## SET PROBLEM:
Skip the pictures and repeat each line of the data exactly.

## LISTING:
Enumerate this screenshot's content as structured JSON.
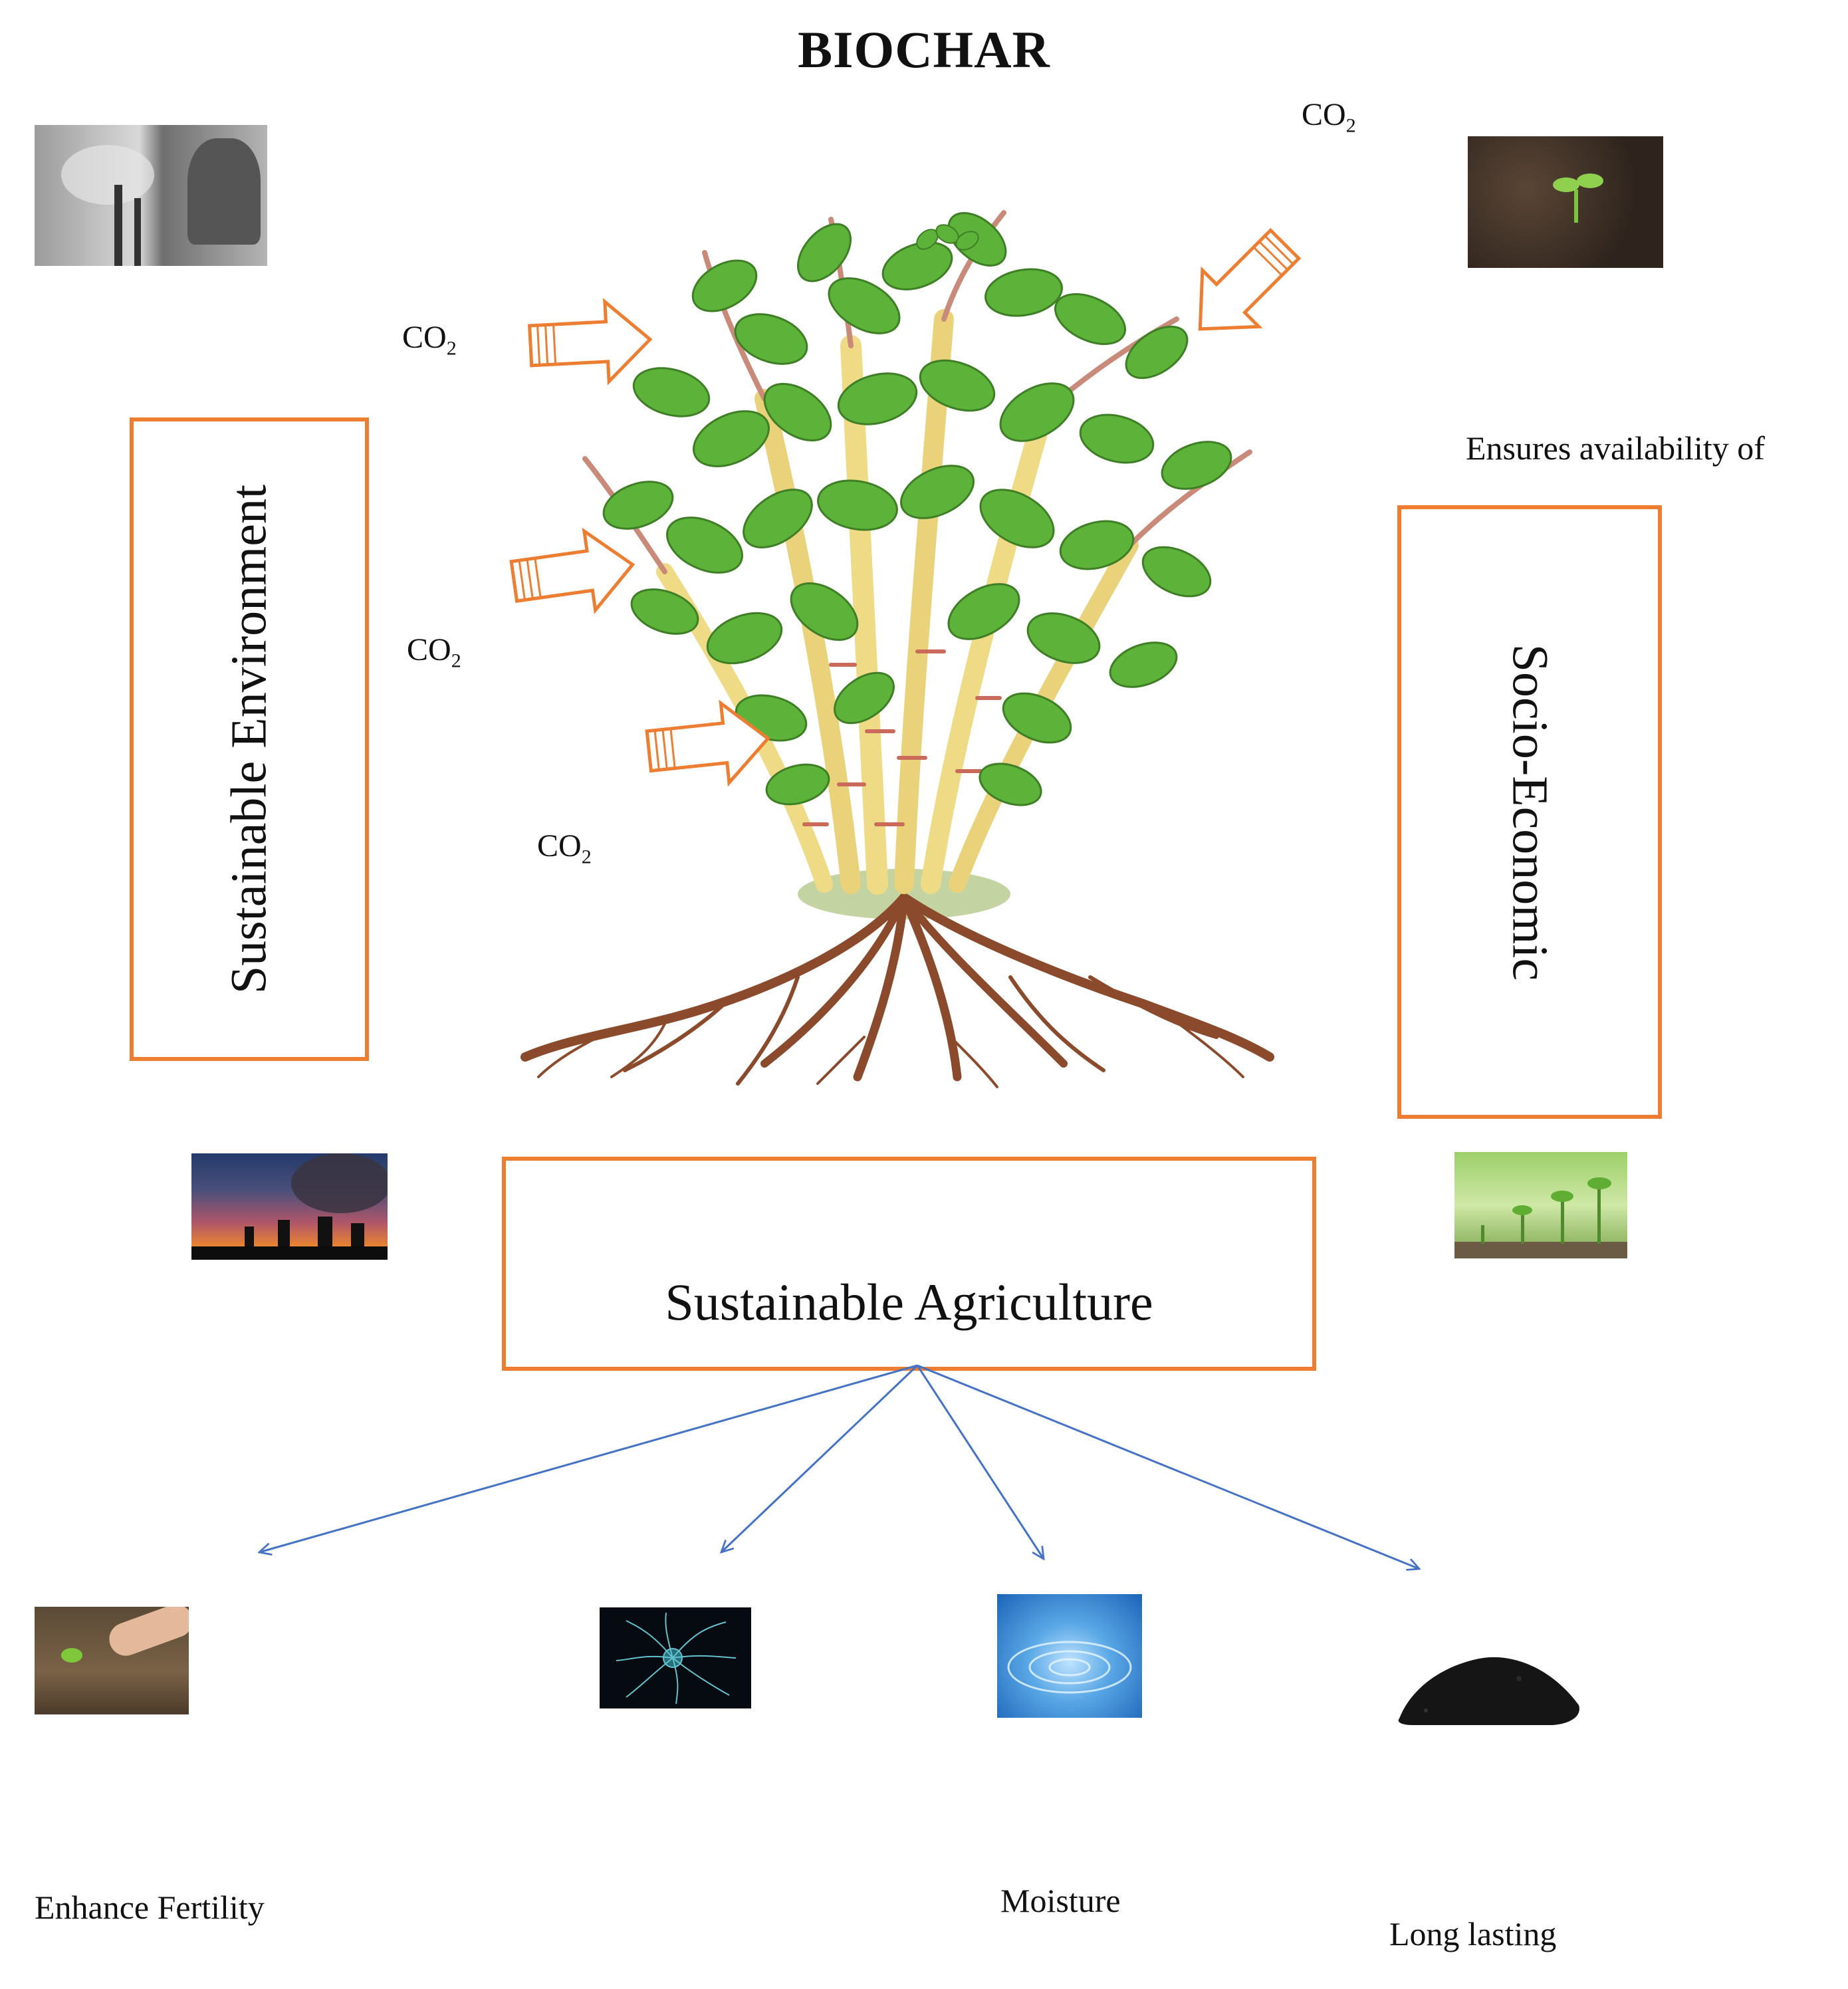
{
  "title": "BIOCHAR",
  "co2": {
    "base": "CO",
    "sub": "2"
  },
  "boxes": {
    "left": "Sustainable Environment",
    "right": "Socio-Economic",
    "bottom": "Sustainable Agriculture"
  },
  "right_note": "Ensures availability of",
  "outcomes": {
    "fertility": "Enhance Fertility",
    "moisture": "Moisture",
    "long_lasting": "Long lasting"
  },
  "colors": {
    "box_border": "#ED7D31",
    "connector": "#4472C4",
    "leaf": "#5DB23A",
    "root": "#8B4A2B"
  },
  "icons": {
    "top_left": "carbon-pollution-photo",
    "top_right": "soil-sprout-photo",
    "mid_left": "factory-smoke-photo",
    "mid_right": "seedlings-photo",
    "fertility": "hand-planting-photo",
    "microbe": "microorganism-photo",
    "water": "water-ripple-photo",
    "biochar": "biochar-pile-photo"
  }
}
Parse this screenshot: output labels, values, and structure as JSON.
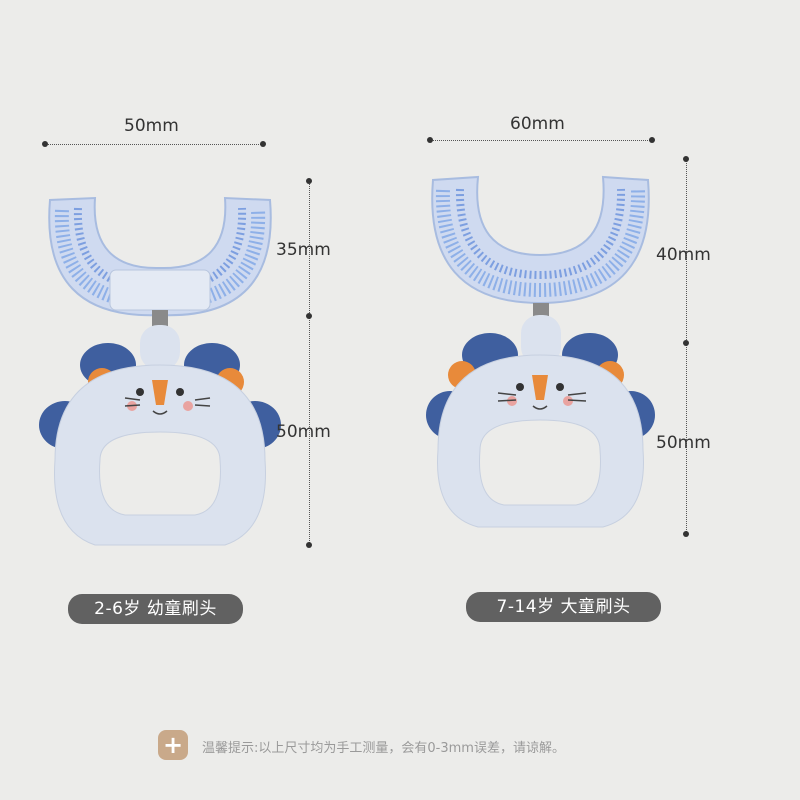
{
  "left": {
    "width_label": "50mm",
    "head_height_label": "35mm",
    "handle_height_label": "50mm",
    "caption": "2-6岁 幼童刷头"
  },
  "right": {
    "width_label": "60mm",
    "head_height_label": "40mm",
    "handle_height_label": "50mm",
    "caption": "7-14岁 大童刷头"
  },
  "note": {
    "icon": "plus-icon",
    "text": "温馨提示:以上尺寸均为手工测量，会有0-3mm误差，请谅解。"
  },
  "colors": {
    "background": "#ececea",
    "handle": "#dbe2ee",
    "mane": "#3f5f9f",
    "ear": "#e88a3a",
    "bristle": "#8eb0e8",
    "caption_bg": "#616161",
    "note_icon": "#c9a98a"
  }
}
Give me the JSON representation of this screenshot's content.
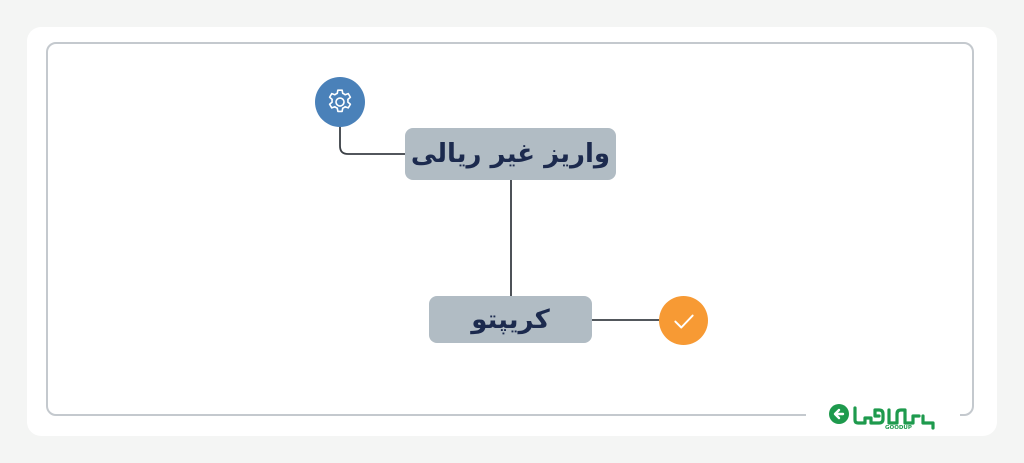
{
  "diagram": {
    "nodes": [
      {
        "id": "deposit",
        "label": "واریز غیر ریالی",
        "badge_icon": "gear-icon",
        "badge_color": "#4a81b9"
      },
      {
        "id": "crypto",
        "label": "کریپتو",
        "badge_icon": "check-icon",
        "badge_color": "#f79a34"
      }
    ],
    "edges": [
      {
        "from": "deposit",
        "to": "crypto"
      }
    ]
  },
  "logo": {
    "brand_text": "گودآپ",
    "latin_text": "GOODUP",
    "color": "#1e9a4d"
  },
  "colors": {
    "node_fill": "#b1bcc4",
    "node_text": "#1c2a4e",
    "frame_border": "#c4c9ce"
  }
}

## FINAL RESULT:
Enumerate this screenshot's content as structured JSON.
{
  "title": "BIOCHAR",
  "co2": {
    "base": "CO",
    "sub": "2"
  },
  "boxes": {
    "left": "Sustainable Environment",
    "right": "Socio-Economic",
    "bottom": "Sustainable Agriculture"
  },
  "right_note": "Ensures availability of",
  "outcomes": {
    "fertility": "Enhance Fertility",
    "moisture": "Moisture",
    "long_lasting": "Long lasting"
  },
  "colors": {
    "box_border": "#ED7D31",
    "connector": "#4472C4",
    "leaf": "#5DB23A",
    "root": "#8B4A2B"
  },
  "icons": {
    "top_left": "carbon-pollution-photo",
    "top_right": "soil-sprout-photo",
    "mid_left": "factory-smoke-photo",
    "mid_right": "seedlings-photo",
    "fertility": "hand-planting-photo",
    "microbe": "microorganism-photo",
    "water": "water-ripple-photo",
    "biochar": "biochar-pile-photo"
  }
}
Parse this screenshot: output labels, values, and structure as JSON.
{
  "left": {
    "width_label": "50mm",
    "head_height_label": "35mm",
    "handle_height_label": "50mm",
    "caption": "2-6岁 幼童刷头"
  },
  "right": {
    "width_label": "60mm",
    "head_height_label": "40mm",
    "handle_height_label": "50mm",
    "caption": "7-14岁 大童刷头"
  },
  "note": {
    "icon": "plus-icon",
    "text": "温馨提示:以上尺寸均为手工测量，会有0-3mm误差，请谅解。"
  },
  "colors": {
    "background": "#ececea",
    "handle": "#dbe2ee",
    "mane": "#3f5f9f",
    "ear": "#e88a3a",
    "bristle": "#8eb0e8",
    "caption_bg": "#616161",
    "note_icon": "#c9a98a"
  }
}
Give me the JSON representation of this screenshot's content.
{
  "diagram": {
    "nodes": [
      {
        "id": "deposit",
        "label": "واریز غیر ریالی",
        "badge_icon": "gear-icon",
        "badge_color": "#4a81b9"
      },
      {
        "id": "crypto",
        "label": "کریپتو",
        "badge_icon": "check-icon",
        "badge_color": "#f79a34"
      }
    ],
    "edges": [
      {
        "from": "deposit",
        "to": "crypto"
      }
    ]
  },
  "logo": {
    "brand_text": "گودآپ",
    "latin_text": "GOODUP",
    "color": "#1e9a4d"
  },
  "colors": {
    "node_fill": "#b1bcc4",
    "node_text": "#1c2a4e",
    "frame_border": "#c4c9ce"
  }
}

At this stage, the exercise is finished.